▶ _Brief_:
What lines of the data include the string "włączona"? Copy them all.

▶ _Data section_:

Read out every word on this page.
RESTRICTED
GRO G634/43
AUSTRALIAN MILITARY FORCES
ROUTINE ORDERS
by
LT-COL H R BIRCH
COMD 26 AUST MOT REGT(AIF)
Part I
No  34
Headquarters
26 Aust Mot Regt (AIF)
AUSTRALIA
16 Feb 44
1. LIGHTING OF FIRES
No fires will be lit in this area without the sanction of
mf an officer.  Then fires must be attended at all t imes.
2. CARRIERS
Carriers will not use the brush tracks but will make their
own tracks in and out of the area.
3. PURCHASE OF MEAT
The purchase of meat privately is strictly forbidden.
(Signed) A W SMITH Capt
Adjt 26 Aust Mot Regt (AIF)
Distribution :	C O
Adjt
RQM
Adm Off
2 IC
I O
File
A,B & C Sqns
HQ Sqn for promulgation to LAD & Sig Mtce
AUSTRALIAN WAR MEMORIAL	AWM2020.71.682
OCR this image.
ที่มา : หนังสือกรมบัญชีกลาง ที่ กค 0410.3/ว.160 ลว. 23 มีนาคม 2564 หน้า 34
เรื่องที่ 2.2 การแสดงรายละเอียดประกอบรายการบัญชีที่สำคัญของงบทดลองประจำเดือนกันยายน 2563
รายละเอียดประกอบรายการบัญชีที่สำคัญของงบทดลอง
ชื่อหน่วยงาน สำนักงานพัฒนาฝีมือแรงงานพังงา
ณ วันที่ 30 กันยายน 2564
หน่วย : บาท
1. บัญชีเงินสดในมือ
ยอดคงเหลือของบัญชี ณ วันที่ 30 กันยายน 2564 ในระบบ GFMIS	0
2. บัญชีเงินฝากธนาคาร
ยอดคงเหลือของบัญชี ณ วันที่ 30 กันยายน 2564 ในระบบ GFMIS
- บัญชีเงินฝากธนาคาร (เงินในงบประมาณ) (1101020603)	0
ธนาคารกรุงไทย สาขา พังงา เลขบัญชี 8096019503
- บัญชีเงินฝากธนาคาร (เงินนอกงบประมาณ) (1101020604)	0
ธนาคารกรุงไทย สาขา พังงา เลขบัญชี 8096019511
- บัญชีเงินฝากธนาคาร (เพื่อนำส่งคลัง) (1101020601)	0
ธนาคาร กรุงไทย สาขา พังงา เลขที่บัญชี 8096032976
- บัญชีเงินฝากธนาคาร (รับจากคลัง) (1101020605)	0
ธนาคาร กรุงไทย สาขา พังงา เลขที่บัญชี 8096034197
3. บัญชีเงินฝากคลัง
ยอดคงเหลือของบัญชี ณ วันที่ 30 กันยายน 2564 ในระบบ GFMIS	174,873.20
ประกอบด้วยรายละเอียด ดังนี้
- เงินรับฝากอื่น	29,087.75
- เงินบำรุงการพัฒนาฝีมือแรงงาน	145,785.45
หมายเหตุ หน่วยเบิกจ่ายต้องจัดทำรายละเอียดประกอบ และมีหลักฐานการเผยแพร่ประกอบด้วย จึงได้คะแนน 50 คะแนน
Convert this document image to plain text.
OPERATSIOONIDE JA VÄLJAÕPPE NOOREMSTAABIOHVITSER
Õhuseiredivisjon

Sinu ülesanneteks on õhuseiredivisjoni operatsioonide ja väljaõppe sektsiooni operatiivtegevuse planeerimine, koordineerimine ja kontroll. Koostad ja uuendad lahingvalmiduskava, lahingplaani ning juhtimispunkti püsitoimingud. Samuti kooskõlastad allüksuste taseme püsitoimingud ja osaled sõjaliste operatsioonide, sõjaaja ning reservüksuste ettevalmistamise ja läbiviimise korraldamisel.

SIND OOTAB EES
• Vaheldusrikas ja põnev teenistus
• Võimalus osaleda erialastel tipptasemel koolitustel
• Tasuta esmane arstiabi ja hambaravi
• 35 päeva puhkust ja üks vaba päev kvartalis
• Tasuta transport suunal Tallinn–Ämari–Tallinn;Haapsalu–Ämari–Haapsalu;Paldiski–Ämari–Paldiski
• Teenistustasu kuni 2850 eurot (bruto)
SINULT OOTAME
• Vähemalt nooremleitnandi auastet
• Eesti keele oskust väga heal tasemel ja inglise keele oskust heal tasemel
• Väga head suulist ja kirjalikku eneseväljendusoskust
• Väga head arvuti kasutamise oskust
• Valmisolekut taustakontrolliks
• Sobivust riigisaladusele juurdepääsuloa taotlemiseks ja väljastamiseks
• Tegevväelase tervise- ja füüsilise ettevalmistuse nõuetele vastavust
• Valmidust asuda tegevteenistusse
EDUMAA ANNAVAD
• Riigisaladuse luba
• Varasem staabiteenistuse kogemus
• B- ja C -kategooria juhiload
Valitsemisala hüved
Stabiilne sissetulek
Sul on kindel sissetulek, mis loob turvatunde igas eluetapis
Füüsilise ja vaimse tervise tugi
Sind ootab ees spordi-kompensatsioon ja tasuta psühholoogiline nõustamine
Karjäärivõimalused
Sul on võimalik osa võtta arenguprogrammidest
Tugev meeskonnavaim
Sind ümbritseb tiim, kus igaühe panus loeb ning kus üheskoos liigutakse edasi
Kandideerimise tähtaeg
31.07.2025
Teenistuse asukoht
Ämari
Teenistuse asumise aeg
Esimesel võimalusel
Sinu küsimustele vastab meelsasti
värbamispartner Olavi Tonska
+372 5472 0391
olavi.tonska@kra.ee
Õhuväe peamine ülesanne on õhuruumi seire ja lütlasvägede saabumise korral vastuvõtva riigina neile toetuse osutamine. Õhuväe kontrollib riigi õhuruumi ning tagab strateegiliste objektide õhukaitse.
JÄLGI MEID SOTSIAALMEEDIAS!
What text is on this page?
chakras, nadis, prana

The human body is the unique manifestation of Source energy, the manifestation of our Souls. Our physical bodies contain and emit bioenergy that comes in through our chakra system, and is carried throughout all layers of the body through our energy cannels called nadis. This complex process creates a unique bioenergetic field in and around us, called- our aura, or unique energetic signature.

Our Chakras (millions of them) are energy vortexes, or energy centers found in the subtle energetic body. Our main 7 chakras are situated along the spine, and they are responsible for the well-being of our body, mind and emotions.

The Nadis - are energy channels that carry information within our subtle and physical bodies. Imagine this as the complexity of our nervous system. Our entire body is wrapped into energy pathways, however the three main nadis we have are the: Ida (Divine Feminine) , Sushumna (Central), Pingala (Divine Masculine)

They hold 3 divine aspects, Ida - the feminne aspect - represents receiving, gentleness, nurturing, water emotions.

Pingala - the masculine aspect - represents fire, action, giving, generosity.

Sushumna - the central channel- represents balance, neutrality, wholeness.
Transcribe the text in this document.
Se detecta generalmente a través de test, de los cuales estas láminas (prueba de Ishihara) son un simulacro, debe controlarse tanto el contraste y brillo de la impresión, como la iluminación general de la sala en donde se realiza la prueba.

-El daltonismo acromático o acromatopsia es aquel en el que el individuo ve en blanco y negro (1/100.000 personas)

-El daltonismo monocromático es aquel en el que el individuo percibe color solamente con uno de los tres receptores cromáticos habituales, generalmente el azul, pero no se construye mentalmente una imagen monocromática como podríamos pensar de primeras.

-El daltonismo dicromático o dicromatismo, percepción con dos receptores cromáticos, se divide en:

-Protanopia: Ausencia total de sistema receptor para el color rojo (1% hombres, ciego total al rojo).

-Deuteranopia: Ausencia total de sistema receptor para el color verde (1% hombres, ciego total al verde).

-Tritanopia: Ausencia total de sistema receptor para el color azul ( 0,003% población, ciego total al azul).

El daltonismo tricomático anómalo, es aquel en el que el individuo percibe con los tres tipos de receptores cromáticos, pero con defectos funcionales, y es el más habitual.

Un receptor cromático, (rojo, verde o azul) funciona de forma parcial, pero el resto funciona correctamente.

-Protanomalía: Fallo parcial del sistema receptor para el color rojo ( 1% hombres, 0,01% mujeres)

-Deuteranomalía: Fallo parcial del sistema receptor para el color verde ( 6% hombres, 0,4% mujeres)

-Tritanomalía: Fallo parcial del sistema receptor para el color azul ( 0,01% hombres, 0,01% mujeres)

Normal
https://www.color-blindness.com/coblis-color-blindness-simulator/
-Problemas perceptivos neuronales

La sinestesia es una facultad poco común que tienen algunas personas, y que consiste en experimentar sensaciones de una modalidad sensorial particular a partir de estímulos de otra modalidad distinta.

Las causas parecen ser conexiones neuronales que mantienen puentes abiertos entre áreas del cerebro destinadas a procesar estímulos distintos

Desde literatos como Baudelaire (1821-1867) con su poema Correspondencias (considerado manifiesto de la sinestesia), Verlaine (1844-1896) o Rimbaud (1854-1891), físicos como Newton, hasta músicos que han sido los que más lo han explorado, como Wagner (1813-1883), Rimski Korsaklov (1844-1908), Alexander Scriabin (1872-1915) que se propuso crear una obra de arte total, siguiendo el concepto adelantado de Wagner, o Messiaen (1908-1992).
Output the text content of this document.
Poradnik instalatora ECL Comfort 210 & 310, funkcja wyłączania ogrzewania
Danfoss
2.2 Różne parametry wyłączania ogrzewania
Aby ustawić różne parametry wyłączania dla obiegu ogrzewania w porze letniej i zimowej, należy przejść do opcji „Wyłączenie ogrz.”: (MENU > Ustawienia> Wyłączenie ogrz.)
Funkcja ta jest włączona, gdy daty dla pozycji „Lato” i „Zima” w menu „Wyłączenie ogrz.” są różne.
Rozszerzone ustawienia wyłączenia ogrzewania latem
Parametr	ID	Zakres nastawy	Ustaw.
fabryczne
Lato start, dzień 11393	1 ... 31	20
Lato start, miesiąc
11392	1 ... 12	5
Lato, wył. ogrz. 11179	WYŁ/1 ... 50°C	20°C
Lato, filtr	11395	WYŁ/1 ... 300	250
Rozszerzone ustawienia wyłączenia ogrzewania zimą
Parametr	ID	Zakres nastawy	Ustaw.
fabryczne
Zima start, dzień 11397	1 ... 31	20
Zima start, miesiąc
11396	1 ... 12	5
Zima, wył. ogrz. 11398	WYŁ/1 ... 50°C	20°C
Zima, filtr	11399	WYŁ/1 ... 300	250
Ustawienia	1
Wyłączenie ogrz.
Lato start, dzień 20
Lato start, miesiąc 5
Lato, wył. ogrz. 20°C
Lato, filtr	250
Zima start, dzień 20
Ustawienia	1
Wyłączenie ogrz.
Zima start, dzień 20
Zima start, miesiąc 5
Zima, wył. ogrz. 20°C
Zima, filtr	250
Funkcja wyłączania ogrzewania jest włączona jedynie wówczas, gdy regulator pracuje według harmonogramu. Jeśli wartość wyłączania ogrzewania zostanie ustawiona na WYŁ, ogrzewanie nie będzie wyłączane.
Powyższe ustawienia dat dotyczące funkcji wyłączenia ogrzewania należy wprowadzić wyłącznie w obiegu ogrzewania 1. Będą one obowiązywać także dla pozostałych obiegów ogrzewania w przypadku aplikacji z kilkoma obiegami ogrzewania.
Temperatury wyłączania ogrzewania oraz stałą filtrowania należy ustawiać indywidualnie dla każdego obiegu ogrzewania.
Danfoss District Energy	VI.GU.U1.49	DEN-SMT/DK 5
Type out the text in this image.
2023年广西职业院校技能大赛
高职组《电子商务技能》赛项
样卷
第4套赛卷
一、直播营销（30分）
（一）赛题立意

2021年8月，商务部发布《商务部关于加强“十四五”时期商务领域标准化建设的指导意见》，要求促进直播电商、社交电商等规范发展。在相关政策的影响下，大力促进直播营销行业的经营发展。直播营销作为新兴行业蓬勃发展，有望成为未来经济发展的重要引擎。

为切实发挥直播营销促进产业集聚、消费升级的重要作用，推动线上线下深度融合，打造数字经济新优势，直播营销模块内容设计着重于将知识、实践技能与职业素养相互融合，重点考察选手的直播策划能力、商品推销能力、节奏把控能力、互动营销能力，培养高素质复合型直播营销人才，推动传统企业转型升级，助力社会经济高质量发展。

▶ _Answer to the exercise_:
Funkcja ta jest włączona, gdy daty dla pozycji „Lato” i „Zima” w menu „Wyłączenie ogrz.” są różne.
Funkcja wyłączania ogrzewania jest włączona jedynie wówczas, gdy regulator pracuje według harmonogramu. Jeśli wartość wyłączania ogrzewania zostanie ustawiona na WYŁ, ogrzewanie nie będzie wyłączane.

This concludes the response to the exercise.